LIMA, Jan 20 (Reuters) – Dozens of Peruvians were injured after tensions flared again on Friday night as police clashed with protesters in anti-government demonstrations that are spreading across the country.

In the capital Lima, police officers used tear gas to repel demonstrators throwing glass bottles and stones, as fires burned in the streets, local TV footage showed.

In the country’s southern Puno region, some 1,500 protesters attacked a police station in the town of Ilave, Interior Minister Vicente Romero said in a statement to news media.

A police station in Zepita, Puno, was also on fire, Romero said.

Health authorities in Ilave reported eight patients hospitalized with injuries, including broken arms and legs, eye contusions and punctured abdomens.

By late afternoon, 58 people had been injured nationwide in demonstrations, according to a report from Peru’s ombudsman.

The unrest followed a day of turmoil in Thursday, when one of Lima’s most historic buildings burned to the ground, as President Dina Boluarte vowed to get tougher on “vandals.”

The destruction of the building, a near-century-old mansion in central Lima, was described by officials as the loss of a “monumental asset.” Authorities are investigating the causes.

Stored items

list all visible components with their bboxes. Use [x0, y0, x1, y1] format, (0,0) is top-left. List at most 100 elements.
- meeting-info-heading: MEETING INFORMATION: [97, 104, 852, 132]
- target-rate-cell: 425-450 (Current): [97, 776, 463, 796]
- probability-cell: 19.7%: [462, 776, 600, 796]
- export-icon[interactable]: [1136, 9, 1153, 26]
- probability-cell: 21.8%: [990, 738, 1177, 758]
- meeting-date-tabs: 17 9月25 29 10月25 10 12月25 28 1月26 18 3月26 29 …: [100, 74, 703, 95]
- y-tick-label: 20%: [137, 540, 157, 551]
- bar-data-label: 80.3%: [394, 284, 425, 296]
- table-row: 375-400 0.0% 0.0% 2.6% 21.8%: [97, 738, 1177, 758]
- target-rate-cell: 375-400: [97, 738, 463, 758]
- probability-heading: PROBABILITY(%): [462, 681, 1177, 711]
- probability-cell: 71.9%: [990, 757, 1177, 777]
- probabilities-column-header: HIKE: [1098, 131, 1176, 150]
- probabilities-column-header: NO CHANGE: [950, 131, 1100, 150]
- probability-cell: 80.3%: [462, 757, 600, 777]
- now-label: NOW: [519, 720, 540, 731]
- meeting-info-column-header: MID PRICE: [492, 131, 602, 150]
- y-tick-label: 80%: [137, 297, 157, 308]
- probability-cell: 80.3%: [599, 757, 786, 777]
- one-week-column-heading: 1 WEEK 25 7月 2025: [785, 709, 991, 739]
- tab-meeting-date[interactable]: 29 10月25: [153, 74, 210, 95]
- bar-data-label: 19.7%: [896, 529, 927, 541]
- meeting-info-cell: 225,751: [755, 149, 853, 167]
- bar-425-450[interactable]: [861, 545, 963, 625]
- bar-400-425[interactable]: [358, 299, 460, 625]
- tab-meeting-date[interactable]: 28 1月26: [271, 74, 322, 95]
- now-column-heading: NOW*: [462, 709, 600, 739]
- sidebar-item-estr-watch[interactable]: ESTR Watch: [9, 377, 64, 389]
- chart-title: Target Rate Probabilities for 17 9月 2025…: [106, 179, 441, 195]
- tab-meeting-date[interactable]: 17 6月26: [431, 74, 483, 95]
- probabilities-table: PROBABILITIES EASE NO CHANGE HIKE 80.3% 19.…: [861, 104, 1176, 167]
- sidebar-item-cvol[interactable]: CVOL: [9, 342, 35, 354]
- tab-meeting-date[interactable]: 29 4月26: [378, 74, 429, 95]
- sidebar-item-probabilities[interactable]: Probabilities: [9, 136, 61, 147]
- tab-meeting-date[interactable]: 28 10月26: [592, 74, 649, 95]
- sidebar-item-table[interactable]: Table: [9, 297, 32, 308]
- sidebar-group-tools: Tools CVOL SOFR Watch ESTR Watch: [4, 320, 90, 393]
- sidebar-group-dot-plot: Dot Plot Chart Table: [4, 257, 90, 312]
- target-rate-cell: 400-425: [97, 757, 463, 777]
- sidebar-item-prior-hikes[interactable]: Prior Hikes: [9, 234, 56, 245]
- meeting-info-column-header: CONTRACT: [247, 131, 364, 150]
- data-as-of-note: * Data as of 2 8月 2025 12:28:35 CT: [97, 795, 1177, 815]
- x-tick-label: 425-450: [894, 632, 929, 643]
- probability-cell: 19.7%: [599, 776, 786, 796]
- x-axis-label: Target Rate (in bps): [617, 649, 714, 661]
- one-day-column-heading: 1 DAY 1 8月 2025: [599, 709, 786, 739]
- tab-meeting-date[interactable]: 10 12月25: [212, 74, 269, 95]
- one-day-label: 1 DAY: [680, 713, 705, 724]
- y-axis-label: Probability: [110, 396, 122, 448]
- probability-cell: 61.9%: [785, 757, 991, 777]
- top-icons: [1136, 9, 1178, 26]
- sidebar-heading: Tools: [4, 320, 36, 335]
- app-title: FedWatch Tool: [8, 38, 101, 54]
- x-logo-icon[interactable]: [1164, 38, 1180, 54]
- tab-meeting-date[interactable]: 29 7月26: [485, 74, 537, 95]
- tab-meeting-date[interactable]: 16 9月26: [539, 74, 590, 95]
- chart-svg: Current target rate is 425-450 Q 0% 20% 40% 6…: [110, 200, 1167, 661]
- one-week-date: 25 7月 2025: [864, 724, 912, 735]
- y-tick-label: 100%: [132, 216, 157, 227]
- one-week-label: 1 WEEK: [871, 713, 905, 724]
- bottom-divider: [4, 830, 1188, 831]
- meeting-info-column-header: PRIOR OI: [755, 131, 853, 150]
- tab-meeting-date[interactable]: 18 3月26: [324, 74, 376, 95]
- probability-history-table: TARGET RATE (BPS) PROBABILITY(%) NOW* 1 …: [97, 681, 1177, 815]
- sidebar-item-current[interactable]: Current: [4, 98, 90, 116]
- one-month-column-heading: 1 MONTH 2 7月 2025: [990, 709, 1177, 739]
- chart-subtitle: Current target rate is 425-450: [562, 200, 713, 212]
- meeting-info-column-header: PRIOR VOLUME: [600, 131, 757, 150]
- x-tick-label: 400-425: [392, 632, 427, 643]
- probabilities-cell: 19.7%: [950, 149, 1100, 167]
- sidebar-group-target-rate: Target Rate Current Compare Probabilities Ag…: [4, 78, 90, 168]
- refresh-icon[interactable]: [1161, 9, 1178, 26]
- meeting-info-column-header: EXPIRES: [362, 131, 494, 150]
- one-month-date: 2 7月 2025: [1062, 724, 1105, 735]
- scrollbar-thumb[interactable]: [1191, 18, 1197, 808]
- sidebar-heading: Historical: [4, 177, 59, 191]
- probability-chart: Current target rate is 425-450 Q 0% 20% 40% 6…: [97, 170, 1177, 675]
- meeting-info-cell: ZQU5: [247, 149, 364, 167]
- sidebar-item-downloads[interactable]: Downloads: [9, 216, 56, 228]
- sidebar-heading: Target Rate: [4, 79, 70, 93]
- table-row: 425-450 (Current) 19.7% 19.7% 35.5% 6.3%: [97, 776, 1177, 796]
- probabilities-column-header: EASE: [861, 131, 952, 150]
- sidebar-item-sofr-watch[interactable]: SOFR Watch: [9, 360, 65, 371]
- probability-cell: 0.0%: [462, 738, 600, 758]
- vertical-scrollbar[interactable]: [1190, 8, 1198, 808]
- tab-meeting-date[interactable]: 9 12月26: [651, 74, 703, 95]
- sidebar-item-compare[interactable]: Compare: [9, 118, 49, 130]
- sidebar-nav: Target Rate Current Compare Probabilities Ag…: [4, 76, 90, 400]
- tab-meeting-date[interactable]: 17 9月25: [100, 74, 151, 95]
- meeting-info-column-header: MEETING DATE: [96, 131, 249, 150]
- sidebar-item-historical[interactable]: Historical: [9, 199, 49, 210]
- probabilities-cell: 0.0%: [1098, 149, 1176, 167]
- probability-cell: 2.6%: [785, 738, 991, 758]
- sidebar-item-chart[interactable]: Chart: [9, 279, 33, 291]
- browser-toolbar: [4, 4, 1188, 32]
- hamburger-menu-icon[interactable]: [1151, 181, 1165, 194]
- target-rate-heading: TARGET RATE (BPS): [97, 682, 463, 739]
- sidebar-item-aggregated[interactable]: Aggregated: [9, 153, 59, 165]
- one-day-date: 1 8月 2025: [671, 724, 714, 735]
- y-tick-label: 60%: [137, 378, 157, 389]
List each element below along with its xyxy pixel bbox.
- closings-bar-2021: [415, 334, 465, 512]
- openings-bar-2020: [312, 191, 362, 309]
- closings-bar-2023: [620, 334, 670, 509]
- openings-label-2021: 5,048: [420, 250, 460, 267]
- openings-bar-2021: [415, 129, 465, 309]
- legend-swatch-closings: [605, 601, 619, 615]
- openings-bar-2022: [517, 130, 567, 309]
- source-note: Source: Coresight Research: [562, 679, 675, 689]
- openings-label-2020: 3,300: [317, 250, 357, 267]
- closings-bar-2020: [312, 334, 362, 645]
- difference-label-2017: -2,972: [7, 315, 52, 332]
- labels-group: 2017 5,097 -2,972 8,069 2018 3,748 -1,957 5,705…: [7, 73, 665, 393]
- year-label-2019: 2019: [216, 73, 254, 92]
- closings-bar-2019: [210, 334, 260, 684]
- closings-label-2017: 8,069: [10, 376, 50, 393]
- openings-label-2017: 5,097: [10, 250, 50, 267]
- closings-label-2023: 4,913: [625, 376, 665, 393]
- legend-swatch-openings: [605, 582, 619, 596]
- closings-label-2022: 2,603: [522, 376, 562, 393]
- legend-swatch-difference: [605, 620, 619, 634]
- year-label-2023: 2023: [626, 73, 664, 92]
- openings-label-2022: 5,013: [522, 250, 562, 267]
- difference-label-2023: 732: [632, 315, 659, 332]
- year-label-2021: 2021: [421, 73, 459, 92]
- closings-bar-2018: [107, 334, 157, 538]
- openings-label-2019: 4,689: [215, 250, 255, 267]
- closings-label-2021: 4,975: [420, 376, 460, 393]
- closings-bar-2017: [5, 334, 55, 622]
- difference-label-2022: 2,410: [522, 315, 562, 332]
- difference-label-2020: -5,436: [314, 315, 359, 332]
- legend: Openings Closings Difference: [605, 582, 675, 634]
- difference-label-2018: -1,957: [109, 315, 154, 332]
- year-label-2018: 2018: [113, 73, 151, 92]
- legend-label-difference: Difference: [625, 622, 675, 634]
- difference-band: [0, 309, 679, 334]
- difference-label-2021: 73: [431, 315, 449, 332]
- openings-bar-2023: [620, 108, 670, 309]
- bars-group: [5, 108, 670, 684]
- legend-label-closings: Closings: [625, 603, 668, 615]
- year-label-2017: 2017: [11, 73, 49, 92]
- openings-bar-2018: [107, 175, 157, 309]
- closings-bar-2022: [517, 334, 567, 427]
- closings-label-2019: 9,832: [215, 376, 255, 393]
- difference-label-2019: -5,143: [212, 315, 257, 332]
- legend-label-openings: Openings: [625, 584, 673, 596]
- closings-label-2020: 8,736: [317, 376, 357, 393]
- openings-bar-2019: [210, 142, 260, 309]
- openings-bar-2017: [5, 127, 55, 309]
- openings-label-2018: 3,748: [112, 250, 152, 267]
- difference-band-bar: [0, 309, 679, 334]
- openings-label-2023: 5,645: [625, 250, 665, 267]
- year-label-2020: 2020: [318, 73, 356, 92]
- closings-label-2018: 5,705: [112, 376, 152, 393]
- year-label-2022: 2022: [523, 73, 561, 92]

§ **What you will do**
Can you output the entire Peru protest report word for word? The stored items play no role here.

§ **Response to this exercise**
LIMA, Jan 20 (Reuters) – Dozens of Peruvians were injured after tensions flared again on Friday night as police clashed with protesters in anti-government demonstrations that are spreading across the country.

In the capital Lima, police officers used tear gas to repel demonstrators throwing glass bottles and stones, as fires burned in the streets, local TV footage showed.

In the country’s southern Puno region, some 1,500 protesters attacked a police station in the town of Ilave, Interior Minister Vicente Romero said in a statement to news media.

A police station in Zepita, Puno, was also on fire, Romero said.

Health authorities in Ilave reported eight patients hospitalized with injuries, including broken arms and legs, eye contusions and punctured abdomens.

By late afternoon, 58 people had been injured nationwide in demonstrations, according to a report from Peru’s ombudsman.

The unrest followed a day of turmoil in Thursday, when one of Lima’s most historic buildings burned to the ground, as President Dina Boluarte vowed to get tougher on “vandals.”

The destruction of the building, a near-century-old mansion in central Lima, was described by officials as the loss of a “monumental asset.” Authorities are investigating the causes.